▶ [Goal]:
Search the data for the string "this" and extract every line where it appears.

▶ [Entries shown]:
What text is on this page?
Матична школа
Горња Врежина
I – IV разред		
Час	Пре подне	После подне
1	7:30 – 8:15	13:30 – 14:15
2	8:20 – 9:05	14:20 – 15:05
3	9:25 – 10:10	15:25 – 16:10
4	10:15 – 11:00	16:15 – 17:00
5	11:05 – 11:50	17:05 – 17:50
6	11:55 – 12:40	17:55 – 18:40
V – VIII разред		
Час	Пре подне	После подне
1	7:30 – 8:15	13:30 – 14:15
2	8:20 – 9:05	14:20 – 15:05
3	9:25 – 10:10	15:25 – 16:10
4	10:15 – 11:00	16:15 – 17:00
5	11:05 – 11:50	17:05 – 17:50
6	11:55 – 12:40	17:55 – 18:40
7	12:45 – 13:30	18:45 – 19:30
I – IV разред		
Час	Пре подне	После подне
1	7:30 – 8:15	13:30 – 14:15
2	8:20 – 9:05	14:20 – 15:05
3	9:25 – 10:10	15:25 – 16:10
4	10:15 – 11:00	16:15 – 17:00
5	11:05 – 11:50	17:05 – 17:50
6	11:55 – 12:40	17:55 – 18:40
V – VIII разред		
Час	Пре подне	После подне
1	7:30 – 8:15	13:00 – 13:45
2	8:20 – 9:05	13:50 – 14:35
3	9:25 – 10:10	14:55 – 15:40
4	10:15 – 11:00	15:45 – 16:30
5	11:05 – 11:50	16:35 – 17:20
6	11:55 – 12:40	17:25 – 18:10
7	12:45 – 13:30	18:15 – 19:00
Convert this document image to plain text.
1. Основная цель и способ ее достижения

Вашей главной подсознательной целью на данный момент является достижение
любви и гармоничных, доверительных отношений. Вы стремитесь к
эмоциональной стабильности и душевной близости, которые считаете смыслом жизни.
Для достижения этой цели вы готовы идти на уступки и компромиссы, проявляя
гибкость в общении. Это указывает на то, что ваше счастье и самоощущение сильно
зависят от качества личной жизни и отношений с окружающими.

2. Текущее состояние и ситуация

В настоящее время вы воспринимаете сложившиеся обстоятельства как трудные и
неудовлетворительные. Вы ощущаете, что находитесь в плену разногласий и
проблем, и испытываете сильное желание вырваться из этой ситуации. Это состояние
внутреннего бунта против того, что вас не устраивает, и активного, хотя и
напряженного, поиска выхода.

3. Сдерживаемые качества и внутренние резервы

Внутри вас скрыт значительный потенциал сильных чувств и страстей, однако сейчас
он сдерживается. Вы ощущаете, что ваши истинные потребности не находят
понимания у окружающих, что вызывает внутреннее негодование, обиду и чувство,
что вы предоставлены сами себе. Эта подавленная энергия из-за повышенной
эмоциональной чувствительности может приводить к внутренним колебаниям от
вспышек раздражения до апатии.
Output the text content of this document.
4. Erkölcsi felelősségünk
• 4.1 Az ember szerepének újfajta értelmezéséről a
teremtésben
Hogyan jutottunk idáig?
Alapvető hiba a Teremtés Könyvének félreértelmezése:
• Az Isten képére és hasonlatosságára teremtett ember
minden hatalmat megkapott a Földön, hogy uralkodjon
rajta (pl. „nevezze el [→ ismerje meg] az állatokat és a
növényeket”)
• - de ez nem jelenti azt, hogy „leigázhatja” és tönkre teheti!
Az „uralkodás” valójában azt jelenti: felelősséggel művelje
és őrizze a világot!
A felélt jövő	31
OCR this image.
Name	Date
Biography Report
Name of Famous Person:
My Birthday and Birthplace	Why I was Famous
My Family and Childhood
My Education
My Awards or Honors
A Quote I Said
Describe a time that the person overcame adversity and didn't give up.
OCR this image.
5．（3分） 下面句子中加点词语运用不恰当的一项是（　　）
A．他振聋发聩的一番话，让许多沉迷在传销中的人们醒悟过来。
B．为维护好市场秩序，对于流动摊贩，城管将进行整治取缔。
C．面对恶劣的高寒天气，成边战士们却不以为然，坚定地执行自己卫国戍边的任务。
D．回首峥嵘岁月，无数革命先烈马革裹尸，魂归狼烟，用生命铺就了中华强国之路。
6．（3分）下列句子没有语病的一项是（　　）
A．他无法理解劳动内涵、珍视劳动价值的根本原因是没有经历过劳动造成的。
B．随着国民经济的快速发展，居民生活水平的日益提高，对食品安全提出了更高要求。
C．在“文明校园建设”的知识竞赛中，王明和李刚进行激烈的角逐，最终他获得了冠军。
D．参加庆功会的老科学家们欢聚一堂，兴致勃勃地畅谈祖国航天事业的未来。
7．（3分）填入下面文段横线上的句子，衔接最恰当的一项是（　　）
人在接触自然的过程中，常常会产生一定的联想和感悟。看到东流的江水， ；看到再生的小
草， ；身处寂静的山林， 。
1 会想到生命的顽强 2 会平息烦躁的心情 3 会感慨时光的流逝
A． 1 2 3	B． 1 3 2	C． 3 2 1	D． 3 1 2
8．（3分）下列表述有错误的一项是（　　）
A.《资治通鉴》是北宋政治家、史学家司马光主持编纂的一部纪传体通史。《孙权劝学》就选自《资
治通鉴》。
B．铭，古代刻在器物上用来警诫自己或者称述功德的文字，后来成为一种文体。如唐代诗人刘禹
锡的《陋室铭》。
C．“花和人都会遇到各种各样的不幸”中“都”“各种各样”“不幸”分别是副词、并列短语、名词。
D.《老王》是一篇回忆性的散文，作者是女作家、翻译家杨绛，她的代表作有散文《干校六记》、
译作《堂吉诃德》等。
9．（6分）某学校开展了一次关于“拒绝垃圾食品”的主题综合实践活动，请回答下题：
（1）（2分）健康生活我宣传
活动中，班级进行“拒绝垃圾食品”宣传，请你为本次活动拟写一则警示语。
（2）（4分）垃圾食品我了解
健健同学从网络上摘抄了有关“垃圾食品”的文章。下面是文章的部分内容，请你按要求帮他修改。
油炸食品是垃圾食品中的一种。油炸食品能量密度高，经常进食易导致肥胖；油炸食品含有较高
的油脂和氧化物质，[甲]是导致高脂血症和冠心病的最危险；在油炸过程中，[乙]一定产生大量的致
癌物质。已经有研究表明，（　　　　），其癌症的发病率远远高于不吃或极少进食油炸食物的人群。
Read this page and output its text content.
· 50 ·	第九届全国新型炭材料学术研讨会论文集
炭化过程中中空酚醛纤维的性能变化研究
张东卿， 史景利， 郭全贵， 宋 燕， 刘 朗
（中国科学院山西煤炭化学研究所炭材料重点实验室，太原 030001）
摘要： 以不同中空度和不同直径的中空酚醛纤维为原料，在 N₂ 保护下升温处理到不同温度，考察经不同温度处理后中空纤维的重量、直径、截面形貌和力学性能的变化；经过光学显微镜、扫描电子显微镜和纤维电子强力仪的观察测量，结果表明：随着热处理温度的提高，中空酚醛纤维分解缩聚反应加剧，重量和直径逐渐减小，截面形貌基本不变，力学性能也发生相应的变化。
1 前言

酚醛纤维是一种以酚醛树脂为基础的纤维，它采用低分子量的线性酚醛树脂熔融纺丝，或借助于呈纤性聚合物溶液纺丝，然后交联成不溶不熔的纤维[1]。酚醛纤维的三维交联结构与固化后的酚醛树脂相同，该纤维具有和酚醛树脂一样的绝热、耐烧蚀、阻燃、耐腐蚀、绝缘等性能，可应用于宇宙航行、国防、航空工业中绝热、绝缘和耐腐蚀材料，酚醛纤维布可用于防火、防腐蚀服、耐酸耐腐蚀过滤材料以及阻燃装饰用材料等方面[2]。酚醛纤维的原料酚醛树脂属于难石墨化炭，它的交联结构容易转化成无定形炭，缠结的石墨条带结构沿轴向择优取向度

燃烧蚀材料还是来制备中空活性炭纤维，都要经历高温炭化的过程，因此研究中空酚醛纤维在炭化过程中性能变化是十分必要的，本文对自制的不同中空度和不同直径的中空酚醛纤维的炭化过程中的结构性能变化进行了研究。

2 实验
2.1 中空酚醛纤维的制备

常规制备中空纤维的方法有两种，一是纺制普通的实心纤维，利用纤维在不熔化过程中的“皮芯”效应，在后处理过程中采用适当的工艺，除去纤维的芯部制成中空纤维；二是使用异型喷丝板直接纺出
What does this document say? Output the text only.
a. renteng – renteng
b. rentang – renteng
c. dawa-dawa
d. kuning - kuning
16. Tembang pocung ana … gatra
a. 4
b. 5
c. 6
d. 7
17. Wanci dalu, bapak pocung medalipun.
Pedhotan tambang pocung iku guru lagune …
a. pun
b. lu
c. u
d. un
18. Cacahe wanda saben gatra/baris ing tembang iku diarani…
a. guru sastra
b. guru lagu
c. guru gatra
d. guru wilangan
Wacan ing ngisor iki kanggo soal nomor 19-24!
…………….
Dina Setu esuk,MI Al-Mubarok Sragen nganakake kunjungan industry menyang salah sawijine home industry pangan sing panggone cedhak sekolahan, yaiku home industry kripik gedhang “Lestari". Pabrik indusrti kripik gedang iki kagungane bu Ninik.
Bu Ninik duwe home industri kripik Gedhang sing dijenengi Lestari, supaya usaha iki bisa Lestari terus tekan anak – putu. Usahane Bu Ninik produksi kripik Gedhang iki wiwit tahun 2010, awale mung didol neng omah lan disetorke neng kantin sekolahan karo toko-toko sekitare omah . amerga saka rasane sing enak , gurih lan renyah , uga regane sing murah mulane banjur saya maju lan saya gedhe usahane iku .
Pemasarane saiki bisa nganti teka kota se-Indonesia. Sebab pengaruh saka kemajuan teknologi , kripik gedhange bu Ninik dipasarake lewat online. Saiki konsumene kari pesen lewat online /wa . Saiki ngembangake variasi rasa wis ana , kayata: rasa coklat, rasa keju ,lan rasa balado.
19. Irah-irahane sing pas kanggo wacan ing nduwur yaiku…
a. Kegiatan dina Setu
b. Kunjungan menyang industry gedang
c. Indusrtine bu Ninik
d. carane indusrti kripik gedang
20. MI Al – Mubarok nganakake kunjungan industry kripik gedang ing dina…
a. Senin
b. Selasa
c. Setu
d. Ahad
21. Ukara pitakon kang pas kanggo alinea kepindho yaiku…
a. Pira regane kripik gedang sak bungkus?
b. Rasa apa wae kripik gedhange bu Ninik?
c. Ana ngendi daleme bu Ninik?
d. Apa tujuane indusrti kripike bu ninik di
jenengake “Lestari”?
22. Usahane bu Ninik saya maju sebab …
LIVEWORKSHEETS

▶ [Reply to the task]:
What text is on this page?
Convert this document image to plain text.
Output the text content of this document.
OCR this image.
OCR this image.
Read this page and output its text content.
What does this document say? Output the text only.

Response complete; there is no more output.